# Task objective
Your task is to give the data again, exactly, with every line intact.
──────── Materials provided
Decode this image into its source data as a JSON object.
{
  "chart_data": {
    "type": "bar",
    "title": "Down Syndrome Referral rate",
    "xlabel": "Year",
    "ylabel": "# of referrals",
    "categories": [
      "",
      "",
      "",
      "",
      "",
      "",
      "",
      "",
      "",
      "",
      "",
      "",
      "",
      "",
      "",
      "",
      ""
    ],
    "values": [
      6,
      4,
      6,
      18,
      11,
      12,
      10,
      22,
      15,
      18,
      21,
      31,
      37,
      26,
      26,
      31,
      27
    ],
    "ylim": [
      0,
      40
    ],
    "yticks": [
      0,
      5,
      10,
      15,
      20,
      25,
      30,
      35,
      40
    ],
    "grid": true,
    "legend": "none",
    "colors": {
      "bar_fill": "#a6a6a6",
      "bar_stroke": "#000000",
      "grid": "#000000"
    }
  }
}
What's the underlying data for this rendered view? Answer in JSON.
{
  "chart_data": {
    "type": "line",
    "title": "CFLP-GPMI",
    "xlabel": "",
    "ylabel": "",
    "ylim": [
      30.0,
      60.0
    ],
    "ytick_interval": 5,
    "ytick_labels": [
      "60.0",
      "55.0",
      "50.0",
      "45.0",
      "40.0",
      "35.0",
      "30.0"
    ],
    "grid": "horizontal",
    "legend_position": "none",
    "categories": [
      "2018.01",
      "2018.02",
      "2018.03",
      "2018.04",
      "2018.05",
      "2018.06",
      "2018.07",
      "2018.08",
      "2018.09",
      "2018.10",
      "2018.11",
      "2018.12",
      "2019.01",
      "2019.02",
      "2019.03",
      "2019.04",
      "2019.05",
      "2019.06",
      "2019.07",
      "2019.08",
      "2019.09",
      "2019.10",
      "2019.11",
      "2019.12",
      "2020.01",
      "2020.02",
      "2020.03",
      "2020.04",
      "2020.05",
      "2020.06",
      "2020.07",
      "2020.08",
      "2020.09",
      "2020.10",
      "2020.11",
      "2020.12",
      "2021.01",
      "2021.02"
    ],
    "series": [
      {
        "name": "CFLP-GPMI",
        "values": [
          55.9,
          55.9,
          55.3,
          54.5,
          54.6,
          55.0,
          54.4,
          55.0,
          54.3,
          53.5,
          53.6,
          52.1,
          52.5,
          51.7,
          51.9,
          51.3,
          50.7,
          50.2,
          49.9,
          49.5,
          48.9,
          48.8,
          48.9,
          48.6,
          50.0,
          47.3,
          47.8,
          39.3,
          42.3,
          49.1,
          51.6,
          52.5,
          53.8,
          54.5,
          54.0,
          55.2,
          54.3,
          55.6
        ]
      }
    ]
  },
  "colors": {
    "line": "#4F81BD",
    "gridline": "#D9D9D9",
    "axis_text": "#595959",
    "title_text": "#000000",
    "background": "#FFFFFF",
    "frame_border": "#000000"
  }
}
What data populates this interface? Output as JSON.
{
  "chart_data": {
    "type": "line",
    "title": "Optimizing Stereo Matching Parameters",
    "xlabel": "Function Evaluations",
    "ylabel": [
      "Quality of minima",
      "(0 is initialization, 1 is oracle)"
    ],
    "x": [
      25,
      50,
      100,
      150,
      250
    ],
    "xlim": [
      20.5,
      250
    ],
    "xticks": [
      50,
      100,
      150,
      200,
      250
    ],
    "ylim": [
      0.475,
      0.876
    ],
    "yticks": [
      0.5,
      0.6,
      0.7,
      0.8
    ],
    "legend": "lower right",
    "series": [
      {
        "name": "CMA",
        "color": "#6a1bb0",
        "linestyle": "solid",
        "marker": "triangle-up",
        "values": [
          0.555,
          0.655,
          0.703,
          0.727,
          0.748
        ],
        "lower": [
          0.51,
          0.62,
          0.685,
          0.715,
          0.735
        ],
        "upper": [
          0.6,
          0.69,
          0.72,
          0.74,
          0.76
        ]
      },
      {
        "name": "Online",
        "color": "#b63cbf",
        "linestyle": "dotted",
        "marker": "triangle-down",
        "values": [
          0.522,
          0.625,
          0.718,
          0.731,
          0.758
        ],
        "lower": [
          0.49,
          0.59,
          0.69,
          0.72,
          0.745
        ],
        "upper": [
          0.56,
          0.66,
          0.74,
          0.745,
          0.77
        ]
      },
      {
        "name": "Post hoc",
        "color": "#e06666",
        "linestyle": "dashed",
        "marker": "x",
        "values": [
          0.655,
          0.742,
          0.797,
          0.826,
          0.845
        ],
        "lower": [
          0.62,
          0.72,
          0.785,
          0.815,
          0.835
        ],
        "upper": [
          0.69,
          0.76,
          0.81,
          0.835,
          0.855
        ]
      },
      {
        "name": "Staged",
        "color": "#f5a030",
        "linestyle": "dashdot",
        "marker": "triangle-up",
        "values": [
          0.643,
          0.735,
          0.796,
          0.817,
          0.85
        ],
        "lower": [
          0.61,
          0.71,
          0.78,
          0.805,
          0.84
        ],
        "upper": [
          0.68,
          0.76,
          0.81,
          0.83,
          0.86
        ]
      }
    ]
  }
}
────────────────
# Reply
Decode this image into its source data as a JSON object.
{
  "chart_data": {
    "type": "bar",
    "title": "Down Syndrome Referral rate",
    "xlabel": "Year",
    "ylabel": "# of referrals",
    "categories": [
      "",
      "",
      "",
      "",
      "",
      "",
      "",
      "",
      "",
      "",
      "",
      "",
      "",
      "",
      "",
      "",
      ""
    ],
    "values": [
      6,
      4,
      6,
      18,
      11,
      12,
      10,
      22,
      15,
      18,
      21,
      31,
      37,
      26,
      26,
      31,
      27
    ],
    "ylim": [
      0,
      40
    ],
    "yticks": [
      0,
      5,
      10,
      15,
      20,
      25,
      30,
      35,
      40
    ],
    "grid": true,
    "legend": "none",
    "colors": {
      "bar_fill": "#a6a6a6",
      "bar_stroke": "#000000",
      "grid": "#000000"
    }
  }
}
What's the underlying data for this rendered view? Answer in JSON.
{
  "chart_data": {
    "type": "line",
    "title": "CFLP-GPMI",
    "xlabel": "",
    "ylabel": "",
    "ylim": [
      30.0,
      60.0
    ],
    "ytick_interval": 5,
    "ytick_labels": [
      "60.0",
      "55.0",
      "50.0",
      "45.0",
      "40.0",
      "35.0",
      "30.0"
    ],
    "grid": "horizontal",
    "legend_position": "none",
    "categories": [
      "2018.01",
      "2018.02",
      "2018.03",
      "2018.04",
      "2018.05",
      "2018.06",
      "2018.07",
      "2018.08",
      "2018.09",
      "2018.10",
      "2018.11",
      "2018.12",
      "2019.01",
      "2019.02",
      "2019.03",
      "2019.04",
      "2019.05",
      "2019.06",
      "2019.07",
      "2019.08",
      "2019.09",
      "2019.10",
      "2019.11",
      "2019.12",
      "2020.01",
      "2020.02",
      "2020.03",
      "2020.04",
      "2020.05",
      "2020.06",
      "2020.07",
      "2020.08",
      "2020.09",
      "2020.10",
      "2020.11",
      "2020.12",
      "2021.01",
      "2021.02"
    ],
    "series": [
      {
        "name": "CFLP-GPMI",
        "values": [
          55.9,
          55.9,
          55.3,
          54.5,
          54.6,
          55.0,
          54.4,
          55.0,
          54.3,
          53.5,
          53.6,
          52.1,
          52.5,
          51.7,
          51.9,
          51.3,
          50.7,
          50.2,
          49.9,
          49.5,
          48.9,
          48.8,
          48.9,
          48.6,
          50.0,
          47.3,
          47.8,
          39.3,
          42.3,
          49.1,
          51.6,
          52.5,
          53.8,
          54.5,
          54.0,
          55.2,
          54.3,
          55.6
        ]
      }
    ]
  },
  "colors": {
    "line": "#4F81BD",
    "gridline": "#D9D9D9",
    "axis_text": "#595959",
    "title_text": "#000000",
    "background": "#FFFFFF",
    "frame_border": "#000000"
  }
}
What data populates this interface? Output as JSON.
{
  "chart_data": {
    "type": "line",
    "title": "Optimizing Stereo Matching Parameters",
    "xlabel": "Function Evaluations",
    "ylabel": [
      "Quality of minima",
      "(0 is initialization, 1 is oracle)"
    ],
    "x": [
      25,
      50,
      100,
      150,
      250
    ],
    "xlim": [
      20.5,
      250
    ],
    "xticks": [
      50,
      100,
      150,
      200,
      250
    ],
    "ylim": [
      0.475,
      0.876
    ],
    "yticks": [
      0.5,
      0.6,
      0.7,
      0.8
    ],
    "legend": "lower right",
    "series": [
      {
        "name": "CMA",
        "color": "#6a1bb0",
        "linestyle": "solid",
        "marker": "triangle-up",
        "values": [
          0.555,
          0.655,
          0.703,
          0.727,
          0.748
        ],
        "lower": [
          0.51,
          0.62,
          0.685,
          0.715,
          0.735
        ],
        "upper": [
          0.6,
          0.69,
          0.72,
          0.74,
          0.76
        ]
      },
      {
        "name": "Online",
        "color": "#b63cbf",
        "linestyle": "dotted",
        "marker": "triangle-down",
        "values": [
          0.522,
          0.625,
          0.718,
          0.731,
          0.758
        ],
        "lower": [
          0.49,
          0.59,
          0.69,
          0.72,
          0.745
        ],
        "upper": [
          0.56,
          0.66,
          0.74,
          0.745,
          0.77
        ]
      },
      {
        "name": "Post hoc",
        "color": "#e06666",
        "linestyle": "dashed",
        "marker": "x",
        "values": [
          0.655,
          0.742,
          0.797,
          0.826,
          0.845
        ],
        "lower": [
          0.62,
          0.72,
          0.785,
          0.815,
          0.835
        ],
        "upper": [
          0.69,
          0.76,
          0.81,
          0.835,
          0.855
        ]
      },
      {
        "name": "Staged",
        "color": "#f5a030",
        "linestyle": "dashdot",
        "marker": "triangle-up",
        "values": [
          0.643,
          0.735,
          0.796,
          0.817,
          0.85
        ],
        "lower": [
          0.61,
          0.71,
          0.78,
          0.805,
          0.84
        ],
        "upper": [
          0.68,
          0.76,
          0.81,
          0.83,
          0.86
        ]
      }
    ]
  }
}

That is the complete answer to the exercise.